==== Material for this exercise ====

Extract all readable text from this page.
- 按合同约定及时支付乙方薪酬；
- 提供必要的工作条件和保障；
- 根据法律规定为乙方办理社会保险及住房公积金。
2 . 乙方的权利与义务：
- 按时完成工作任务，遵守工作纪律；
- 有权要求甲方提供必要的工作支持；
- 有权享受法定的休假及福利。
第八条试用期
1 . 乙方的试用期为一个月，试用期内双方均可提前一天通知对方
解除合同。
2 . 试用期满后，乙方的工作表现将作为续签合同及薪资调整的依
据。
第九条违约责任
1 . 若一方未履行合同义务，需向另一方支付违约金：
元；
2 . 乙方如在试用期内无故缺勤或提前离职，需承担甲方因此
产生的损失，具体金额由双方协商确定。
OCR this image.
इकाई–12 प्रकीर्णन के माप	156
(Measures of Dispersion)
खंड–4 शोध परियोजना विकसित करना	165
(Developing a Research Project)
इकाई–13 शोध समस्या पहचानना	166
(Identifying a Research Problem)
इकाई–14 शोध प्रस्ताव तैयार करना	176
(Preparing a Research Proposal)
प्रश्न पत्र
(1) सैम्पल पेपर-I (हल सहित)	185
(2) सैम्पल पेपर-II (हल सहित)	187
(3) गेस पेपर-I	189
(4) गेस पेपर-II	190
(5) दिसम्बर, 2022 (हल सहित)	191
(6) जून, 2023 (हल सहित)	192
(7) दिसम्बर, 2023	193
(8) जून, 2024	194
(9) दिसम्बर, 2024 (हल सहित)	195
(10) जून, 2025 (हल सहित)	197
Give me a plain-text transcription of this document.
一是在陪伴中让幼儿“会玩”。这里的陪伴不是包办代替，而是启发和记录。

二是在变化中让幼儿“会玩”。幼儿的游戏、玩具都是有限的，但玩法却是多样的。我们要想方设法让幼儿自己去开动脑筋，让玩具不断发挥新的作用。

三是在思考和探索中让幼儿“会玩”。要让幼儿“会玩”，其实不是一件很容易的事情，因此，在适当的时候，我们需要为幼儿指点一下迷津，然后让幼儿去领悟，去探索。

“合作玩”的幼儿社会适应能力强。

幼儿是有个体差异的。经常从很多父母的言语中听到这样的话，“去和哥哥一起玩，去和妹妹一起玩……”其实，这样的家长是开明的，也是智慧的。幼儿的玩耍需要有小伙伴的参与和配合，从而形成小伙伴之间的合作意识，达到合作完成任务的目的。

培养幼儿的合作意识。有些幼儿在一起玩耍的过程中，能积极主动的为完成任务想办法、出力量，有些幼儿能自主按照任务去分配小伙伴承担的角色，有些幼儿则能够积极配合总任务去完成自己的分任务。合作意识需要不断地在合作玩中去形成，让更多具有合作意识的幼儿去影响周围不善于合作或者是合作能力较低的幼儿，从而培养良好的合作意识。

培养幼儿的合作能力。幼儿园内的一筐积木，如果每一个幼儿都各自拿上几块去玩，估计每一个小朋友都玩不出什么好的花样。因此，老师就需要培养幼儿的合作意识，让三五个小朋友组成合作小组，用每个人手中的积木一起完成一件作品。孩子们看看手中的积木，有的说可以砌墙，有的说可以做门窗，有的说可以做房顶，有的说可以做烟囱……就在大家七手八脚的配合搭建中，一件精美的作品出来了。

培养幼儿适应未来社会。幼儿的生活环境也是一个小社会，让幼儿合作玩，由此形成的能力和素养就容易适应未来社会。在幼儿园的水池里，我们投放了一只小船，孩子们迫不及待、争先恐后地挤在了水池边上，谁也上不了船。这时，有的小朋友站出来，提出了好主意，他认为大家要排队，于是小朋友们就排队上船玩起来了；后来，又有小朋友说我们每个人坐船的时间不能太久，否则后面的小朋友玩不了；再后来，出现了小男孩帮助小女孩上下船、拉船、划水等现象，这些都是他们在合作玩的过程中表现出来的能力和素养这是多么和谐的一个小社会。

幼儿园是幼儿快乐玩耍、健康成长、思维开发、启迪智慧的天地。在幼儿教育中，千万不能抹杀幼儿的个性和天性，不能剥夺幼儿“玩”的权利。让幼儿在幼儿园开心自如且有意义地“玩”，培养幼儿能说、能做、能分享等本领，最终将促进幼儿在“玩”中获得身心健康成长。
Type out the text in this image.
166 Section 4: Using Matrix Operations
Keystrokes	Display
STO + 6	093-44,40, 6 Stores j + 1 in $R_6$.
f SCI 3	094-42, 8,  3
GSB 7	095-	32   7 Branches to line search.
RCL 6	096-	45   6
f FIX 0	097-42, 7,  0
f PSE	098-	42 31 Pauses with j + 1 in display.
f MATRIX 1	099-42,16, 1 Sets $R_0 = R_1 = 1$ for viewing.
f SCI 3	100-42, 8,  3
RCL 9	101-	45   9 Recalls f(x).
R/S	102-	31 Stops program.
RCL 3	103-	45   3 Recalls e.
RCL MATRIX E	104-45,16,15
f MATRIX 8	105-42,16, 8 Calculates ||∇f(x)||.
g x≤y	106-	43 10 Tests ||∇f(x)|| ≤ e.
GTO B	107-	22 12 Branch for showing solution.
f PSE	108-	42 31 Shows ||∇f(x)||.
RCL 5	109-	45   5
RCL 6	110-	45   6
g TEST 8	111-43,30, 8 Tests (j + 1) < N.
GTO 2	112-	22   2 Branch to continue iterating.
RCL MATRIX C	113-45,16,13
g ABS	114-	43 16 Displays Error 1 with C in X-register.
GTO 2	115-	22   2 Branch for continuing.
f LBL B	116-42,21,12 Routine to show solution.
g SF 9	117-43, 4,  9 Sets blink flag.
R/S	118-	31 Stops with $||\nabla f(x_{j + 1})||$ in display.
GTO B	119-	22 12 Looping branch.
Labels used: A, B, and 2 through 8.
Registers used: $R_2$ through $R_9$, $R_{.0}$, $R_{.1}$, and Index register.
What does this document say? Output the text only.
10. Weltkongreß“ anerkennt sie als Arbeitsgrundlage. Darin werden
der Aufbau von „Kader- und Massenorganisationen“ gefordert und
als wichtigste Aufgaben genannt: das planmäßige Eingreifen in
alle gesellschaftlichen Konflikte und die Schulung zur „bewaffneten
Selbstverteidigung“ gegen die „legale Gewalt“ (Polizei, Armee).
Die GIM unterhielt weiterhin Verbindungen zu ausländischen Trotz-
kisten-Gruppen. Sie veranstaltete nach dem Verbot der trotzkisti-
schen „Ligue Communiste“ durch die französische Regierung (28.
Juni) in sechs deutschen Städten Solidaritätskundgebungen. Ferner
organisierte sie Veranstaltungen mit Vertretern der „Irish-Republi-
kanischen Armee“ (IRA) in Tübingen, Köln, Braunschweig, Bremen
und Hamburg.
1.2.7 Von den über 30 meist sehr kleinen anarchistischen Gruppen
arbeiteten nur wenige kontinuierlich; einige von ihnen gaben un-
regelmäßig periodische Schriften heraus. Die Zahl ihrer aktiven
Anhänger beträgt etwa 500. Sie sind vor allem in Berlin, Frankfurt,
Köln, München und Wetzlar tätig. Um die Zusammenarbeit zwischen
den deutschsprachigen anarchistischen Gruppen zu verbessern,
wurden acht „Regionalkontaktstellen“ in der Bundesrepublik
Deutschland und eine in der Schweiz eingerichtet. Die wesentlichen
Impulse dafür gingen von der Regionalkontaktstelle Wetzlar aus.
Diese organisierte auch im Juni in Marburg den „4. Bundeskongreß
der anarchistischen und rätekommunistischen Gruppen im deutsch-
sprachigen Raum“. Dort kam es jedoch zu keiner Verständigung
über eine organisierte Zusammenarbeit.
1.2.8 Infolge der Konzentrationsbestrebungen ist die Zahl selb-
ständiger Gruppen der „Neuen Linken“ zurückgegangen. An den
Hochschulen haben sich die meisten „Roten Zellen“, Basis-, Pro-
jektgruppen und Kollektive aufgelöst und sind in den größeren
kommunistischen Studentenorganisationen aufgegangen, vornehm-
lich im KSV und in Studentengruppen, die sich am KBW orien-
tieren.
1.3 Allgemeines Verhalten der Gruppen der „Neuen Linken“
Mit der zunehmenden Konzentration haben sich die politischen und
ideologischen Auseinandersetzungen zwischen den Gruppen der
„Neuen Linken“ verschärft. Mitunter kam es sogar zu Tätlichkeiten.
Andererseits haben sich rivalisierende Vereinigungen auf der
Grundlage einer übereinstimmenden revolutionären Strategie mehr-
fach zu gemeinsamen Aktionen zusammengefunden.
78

====

Short exercise: In the records above, locate the lines holding the word "Sets". Copy each of them.

Solution below:
f MATRIX 1	099-42,16, 1 Sets $R_0 = R_1 = 1$ for viewing.
g SF 9	117-43, 4,  9 Sets blink flag.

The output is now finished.